• _REQUIRED WORK_:
Copy out the data below verbatim.

========================================

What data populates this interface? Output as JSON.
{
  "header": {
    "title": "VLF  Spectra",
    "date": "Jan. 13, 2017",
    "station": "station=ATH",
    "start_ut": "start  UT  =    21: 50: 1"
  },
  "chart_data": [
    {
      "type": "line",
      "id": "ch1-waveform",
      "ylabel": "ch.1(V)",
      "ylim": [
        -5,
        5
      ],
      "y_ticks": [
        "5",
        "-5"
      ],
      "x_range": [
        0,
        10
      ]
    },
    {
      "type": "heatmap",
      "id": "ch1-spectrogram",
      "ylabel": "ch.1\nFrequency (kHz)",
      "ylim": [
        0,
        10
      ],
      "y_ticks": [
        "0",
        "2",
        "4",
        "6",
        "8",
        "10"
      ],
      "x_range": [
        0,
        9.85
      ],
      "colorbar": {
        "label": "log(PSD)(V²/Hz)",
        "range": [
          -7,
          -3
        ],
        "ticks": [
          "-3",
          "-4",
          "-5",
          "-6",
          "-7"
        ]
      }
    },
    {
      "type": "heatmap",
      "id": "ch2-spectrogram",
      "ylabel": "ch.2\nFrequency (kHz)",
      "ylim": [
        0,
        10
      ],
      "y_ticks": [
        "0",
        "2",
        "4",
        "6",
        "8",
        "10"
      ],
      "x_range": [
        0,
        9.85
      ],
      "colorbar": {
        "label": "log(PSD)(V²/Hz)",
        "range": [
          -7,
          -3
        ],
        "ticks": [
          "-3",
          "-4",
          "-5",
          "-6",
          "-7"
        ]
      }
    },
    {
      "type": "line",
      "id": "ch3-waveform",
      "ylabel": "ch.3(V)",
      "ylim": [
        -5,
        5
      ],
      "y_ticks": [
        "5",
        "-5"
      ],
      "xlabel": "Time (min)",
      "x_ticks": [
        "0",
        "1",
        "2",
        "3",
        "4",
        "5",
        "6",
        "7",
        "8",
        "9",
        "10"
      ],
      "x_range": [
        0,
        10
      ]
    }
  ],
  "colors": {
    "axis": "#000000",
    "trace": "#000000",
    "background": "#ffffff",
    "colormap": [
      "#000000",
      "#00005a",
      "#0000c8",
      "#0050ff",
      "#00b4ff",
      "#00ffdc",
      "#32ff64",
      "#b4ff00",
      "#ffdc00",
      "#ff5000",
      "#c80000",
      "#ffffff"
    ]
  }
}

========================================

• _WRITTEN RESPONSE_:
What data populates this interface? Output as JSON.
{
  "header": {
    "title": "VLF  Spectra",
    "date": "Jan. 13, 2017",
    "station": "station=ATH",
    "start_ut": "start  UT  =    21: 50: 1"
  },
  "chart_data": [
    {
      "type": "line",
      "id": "ch1-waveform",
      "ylabel": "ch.1(V)",
      "ylim": [
        -5,
        5
      ],
      "y_ticks": [
        "5",
        "-5"
      ],
      "x_range": [
        0,
        10
      ]
    },
    {
      "type": "heatmap",
      "id": "ch1-spectrogram",
      "ylabel": "ch.1\nFrequency (kHz)",
      "ylim": [
        0,
        10
      ],
      "y_ticks": [
        "0",
        "2",
        "4",
        "6",
        "8",
        "10"
      ],
      "x_range": [
        0,
        9.85
      ],
      "colorbar": {
        "label": "log(PSD)(V²/Hz)",
        "range": [
          -7,
          -3
        ],
        "ticks": [
          "-3",
          "-4",
          "-5",
          "-6",
          "-7"
        ]
      }
    },
    {
      "type": "heatmap",
      "id": "ch2-spectrogram",
      "ylabel": "ch.2\nFrequency (kHz)",
      "ylim": [
        0,
        10
      ],
      "y_ticks": [
        "0",
        "2",
        "4",
        "6",
        "8",
        "10"
      ],
      "x_range": [
        0,
        9.85
      ],
      "colorbar": {
        "label": "log(PSD)(V²/Hz)",
        "range": [
          -7,
          -3
        ],
        "ticks": [
          "-3",
          "-4",
          "-5",
          "-6",
          "-7"
        ]
      }
    },
    {
      "type": "line",
      "id": "ch3-waveform",
      "ylabel": "ch.3(V)",
      "ylim": [
        -5,
        5
      ],
      "y_ticks": [
        "5",
        "-5"
      ],
      "xlabel": "Time (min)",
      "x_ticks": [
        "0",
        "1",
        "2",
        "3",
        "4",
        "5",
        "6",
        "7",
        "8",
        "9",
        "10"
      ],
      "x_range": [
        0,
        10
      ]
    }
  ],
  "colors": {
    "axis": "#000000",
    "trace": "#000000",
    "background": "#ffffff",
    "colormap": [
      "#000000",
      "#00005a",
      "#0000c8",
      "#0050ff",
      "#00b4ff",
      "#00ffdc",
      "#32ff64",
      "#b4ff00",
      "#ffdc00",
      "#ff5000",
      "#c80000",
      "#ffffff"
    ]
  }
}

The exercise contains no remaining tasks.